■ AIM ■
Skip all pictures, then print the remaining material exactly.

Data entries

__________

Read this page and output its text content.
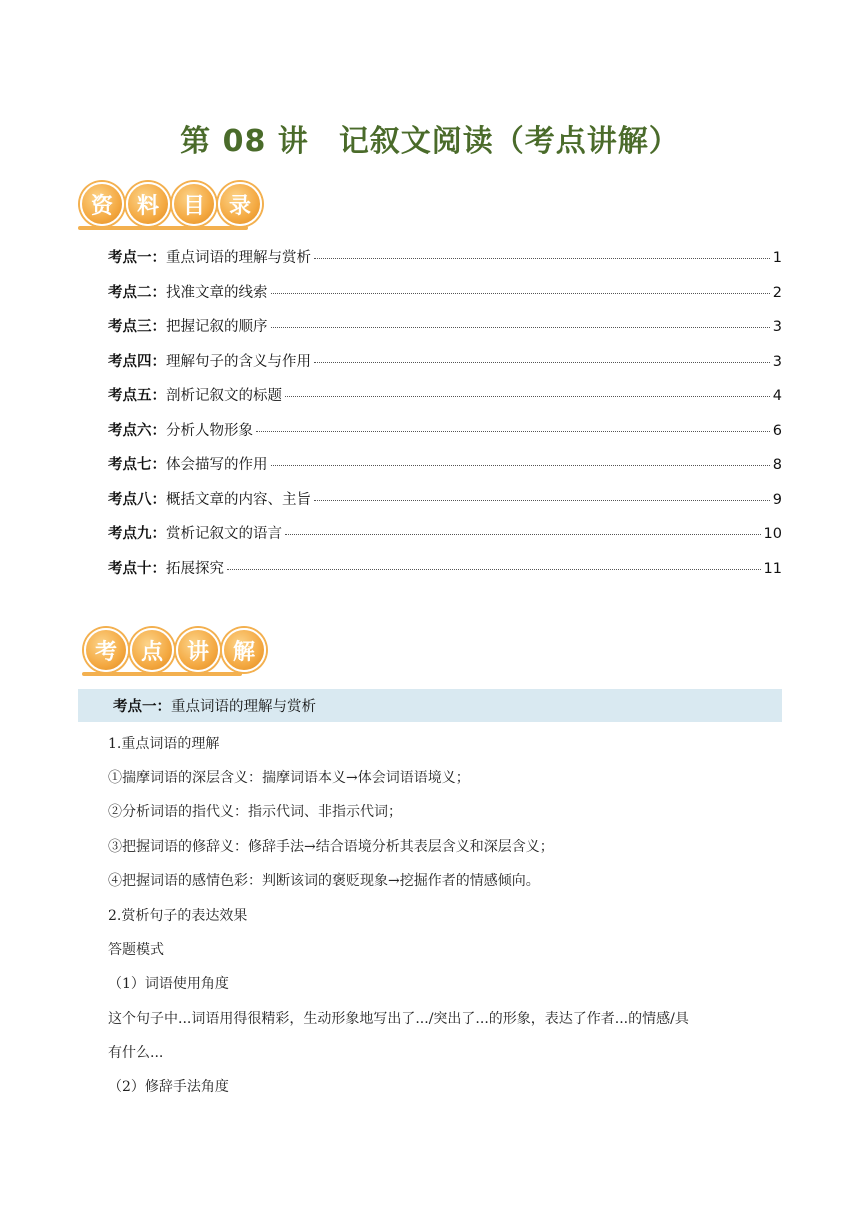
第 08 讲 记叙文阅读（考点讲解）
资	料	目	录
考点一： 重点词语的理解与赏析	1
考点二： 找准文章的线索	2
考点三： 把握记叙的顺序	3
考点四： 理解句子的含义与作用	3
考点五： 剖析记叙文的标题	4
考点六： 分析人物形象	6
考点七： 体会描写的作用	8
考点八： 概括文章的内容、主旨	9
考点九： 赏析记叙文的语言	10
考点十： 拓展探究	11
考	点	讲	解
考点一： 重点词语的理解与赏析
1.重点词语的理解
①揣摩词语的深层含义：揣摩词语本义→体会词语语境义；
②分析词语的指代义：指示代词、非指示代词；
③把握词语的修辞义：修辞手法→结合语境分析其表层含义和深层含义；
④把握词语的感情色彩：判断该词的褒贬现象→挖掘作者的情感倾向。
2.赏析句子的表达效果
答题模式
（1）词语使用角度
这个句子中...词语用得很精彩，生动形象地写出了.../突出了...的形象，表达了作者...的情感/具
有什么...
（2）修辞手法角度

__________

■ COMPLETED TASK ■
Read this page and output its text content.
第 08 讲 记叙文阅读（考点讲解）
资	料	目	录
考点一： 重点词语的理解与赏析	1
考点二： 找准文章的线索	2
考点三： 把握记叙的顺序	3
考点四： 理解句子的含义与作用	3
考点五： 剖析记叙文的标题	4
考点六： 分析人物形象	6
考点七： 体会描写的作用	8
考点八： 概括文章的内容、主旨	9
考点九： 赏析记叙文的语言	10
考点十： 拓展探究	11
考	点	讲	解
考点一： 重点词语的理解与赏析
1.重点词语的理解
①揣摩词语的深层含义：揣摩词语本义→体会词语语境义；
②分析词语的指代义：指示代词、非指示代词；
③把握词语的修辞义：修辞手法→结合语境分析其表层含义和深层含义；
④把握词语的感情色彩：判断该词的褒贬现象→挖掘作者的情感倾向。
2.赏析句子的表达效果
答题模式
（1）词语使用角度
这个句子中...词语用得很精彩，生动形象地写出了.../突出了...的形象，表达了作者...的情感/具
有什么...
（2）修辞手法角度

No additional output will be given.